- What you need to do: Locate the lines of the listing below that hold "discos", then copy each of them.

- Provided records:

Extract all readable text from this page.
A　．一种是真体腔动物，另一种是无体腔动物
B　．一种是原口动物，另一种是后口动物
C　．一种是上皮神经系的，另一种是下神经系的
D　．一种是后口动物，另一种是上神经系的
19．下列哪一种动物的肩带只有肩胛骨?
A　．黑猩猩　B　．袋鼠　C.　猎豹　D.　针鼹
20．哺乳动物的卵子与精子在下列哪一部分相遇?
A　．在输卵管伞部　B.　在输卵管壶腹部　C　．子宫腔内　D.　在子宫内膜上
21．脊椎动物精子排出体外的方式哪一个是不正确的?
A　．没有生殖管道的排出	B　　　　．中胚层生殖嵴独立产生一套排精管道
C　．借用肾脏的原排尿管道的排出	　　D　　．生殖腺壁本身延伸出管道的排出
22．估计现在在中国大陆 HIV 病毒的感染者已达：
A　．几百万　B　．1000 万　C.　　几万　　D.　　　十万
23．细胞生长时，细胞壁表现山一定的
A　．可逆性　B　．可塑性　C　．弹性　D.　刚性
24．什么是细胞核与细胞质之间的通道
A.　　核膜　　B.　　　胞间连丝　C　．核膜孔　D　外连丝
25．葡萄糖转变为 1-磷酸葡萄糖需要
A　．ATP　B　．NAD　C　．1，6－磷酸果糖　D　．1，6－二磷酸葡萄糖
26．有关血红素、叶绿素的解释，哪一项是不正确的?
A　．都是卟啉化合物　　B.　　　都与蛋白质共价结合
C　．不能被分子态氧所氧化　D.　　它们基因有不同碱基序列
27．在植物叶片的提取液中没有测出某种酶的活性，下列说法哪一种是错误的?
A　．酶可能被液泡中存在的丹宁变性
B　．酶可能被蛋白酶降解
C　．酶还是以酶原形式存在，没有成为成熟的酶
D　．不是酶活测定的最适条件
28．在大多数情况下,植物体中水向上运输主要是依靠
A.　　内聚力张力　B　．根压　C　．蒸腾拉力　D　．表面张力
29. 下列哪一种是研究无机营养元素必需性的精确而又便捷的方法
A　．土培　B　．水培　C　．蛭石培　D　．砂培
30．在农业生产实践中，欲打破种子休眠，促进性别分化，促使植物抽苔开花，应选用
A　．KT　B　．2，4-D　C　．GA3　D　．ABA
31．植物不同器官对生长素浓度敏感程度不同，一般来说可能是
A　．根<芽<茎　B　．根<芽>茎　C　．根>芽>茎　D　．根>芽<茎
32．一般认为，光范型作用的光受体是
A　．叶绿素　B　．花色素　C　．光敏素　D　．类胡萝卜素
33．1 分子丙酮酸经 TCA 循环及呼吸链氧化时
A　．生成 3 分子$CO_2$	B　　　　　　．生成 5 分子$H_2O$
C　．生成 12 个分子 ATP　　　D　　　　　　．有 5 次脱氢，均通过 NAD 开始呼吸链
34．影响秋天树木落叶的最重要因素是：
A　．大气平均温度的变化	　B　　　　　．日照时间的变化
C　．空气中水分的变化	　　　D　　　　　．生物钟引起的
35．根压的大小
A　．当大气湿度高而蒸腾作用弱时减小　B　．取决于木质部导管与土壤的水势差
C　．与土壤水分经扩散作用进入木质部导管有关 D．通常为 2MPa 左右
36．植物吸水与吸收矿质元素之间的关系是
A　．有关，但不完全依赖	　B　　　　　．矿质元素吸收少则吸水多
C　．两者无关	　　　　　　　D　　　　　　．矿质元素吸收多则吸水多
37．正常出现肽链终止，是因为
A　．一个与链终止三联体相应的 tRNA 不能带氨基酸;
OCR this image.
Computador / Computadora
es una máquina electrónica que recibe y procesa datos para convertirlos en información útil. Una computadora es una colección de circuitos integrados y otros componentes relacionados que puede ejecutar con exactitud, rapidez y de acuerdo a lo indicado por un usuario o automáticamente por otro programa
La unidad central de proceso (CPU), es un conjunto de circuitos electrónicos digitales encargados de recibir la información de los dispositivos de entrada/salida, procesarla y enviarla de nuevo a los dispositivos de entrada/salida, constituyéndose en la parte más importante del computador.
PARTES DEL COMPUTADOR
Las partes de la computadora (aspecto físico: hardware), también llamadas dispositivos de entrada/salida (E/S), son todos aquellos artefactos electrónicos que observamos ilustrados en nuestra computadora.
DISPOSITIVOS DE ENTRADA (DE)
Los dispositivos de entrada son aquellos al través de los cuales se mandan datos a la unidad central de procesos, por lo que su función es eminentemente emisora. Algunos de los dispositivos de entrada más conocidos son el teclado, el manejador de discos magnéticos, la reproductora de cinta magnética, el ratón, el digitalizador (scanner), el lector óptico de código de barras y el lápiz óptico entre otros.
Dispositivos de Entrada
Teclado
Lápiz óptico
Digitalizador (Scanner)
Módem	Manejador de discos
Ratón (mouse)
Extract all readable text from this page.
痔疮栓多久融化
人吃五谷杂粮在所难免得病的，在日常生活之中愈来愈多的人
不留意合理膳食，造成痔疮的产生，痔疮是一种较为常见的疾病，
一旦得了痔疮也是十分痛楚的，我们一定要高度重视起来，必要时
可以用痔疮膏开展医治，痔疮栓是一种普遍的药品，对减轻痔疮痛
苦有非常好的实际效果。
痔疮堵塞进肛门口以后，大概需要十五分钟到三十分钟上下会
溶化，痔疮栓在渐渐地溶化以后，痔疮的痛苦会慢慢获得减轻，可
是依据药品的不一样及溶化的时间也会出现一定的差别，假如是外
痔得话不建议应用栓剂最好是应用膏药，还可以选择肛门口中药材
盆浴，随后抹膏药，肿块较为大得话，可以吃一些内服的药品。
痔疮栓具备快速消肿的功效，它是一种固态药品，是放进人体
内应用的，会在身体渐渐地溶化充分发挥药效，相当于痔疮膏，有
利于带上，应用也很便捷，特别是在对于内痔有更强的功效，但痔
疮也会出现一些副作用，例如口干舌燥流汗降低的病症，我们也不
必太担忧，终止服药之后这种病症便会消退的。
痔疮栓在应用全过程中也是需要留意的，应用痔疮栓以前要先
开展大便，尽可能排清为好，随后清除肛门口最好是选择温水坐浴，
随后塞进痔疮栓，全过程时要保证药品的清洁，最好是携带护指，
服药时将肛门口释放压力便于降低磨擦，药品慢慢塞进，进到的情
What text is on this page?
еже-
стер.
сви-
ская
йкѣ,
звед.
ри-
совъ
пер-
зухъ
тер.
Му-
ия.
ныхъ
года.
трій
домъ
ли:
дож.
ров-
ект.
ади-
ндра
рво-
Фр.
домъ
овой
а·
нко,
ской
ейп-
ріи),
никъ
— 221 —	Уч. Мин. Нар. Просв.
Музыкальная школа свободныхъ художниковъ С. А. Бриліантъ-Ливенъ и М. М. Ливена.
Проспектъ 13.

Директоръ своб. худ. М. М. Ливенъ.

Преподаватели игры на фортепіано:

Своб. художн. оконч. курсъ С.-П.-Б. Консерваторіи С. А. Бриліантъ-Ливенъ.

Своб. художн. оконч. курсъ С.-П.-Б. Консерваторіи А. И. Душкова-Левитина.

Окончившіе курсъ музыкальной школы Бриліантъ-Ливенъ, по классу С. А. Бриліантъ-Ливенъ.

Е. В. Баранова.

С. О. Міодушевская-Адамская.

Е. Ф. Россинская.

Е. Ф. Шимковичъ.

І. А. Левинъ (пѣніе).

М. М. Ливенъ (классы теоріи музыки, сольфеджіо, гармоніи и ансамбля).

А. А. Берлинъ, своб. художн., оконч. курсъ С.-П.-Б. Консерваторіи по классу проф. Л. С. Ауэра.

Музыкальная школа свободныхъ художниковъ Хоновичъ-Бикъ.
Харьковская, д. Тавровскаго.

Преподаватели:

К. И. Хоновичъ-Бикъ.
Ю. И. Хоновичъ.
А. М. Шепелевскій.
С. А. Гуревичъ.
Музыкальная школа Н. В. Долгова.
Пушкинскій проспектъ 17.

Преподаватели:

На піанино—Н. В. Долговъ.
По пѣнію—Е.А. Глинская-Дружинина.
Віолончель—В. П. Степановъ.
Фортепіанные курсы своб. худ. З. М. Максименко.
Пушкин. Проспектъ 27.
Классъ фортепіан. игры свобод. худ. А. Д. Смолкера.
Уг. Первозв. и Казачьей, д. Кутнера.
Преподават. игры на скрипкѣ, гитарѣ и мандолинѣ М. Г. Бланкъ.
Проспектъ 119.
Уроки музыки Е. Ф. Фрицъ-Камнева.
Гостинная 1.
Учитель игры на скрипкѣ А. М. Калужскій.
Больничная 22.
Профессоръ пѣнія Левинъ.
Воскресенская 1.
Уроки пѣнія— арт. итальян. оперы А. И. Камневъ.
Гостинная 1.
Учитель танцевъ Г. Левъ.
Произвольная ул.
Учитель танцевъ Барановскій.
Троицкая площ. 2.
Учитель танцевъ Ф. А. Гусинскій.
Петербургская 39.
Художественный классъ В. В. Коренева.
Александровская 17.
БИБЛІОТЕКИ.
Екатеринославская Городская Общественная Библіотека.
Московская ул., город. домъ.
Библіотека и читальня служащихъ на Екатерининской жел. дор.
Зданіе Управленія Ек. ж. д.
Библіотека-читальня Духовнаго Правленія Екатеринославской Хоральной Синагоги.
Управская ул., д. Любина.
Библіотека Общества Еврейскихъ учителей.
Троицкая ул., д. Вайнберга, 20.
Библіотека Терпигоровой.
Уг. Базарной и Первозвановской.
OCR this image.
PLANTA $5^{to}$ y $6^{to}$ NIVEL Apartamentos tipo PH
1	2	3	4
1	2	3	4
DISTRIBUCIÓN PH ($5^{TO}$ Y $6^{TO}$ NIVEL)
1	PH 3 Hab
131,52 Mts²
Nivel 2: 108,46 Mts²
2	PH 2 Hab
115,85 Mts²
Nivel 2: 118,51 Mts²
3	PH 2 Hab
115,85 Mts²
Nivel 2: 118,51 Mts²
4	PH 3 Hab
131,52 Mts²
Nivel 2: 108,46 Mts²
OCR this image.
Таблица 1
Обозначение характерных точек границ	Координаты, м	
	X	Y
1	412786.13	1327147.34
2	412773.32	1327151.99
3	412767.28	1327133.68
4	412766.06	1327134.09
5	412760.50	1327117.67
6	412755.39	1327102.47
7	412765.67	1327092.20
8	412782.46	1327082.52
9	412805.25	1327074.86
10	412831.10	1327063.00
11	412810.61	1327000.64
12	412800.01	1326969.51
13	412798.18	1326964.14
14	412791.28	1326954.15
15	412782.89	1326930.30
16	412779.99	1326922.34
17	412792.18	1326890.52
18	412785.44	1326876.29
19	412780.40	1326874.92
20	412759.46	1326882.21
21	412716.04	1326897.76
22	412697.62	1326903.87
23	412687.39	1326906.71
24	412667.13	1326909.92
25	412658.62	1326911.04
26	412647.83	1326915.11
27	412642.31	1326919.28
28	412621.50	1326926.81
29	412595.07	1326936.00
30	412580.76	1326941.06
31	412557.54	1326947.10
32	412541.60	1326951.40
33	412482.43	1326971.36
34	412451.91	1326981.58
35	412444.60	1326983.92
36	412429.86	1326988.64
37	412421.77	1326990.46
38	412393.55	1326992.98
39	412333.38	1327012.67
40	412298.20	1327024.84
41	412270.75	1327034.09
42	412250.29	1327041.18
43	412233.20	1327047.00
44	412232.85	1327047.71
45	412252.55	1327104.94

- Final result:
Los dispositivos de entrada son aquellos al través de los cuales se mandan datos a la unidad central de procesos, por lo que su función es eminentemente emisora. Algunos de los dispositivos de entrada más conocidos son el teclado, el manejador de discos magnéticos, la reproductora de cinta magnética, el ratón, el digitalizador (scanner), el lector óptico de código de barras y el lápiz óptico entre otros.
Módem	Manejador de discos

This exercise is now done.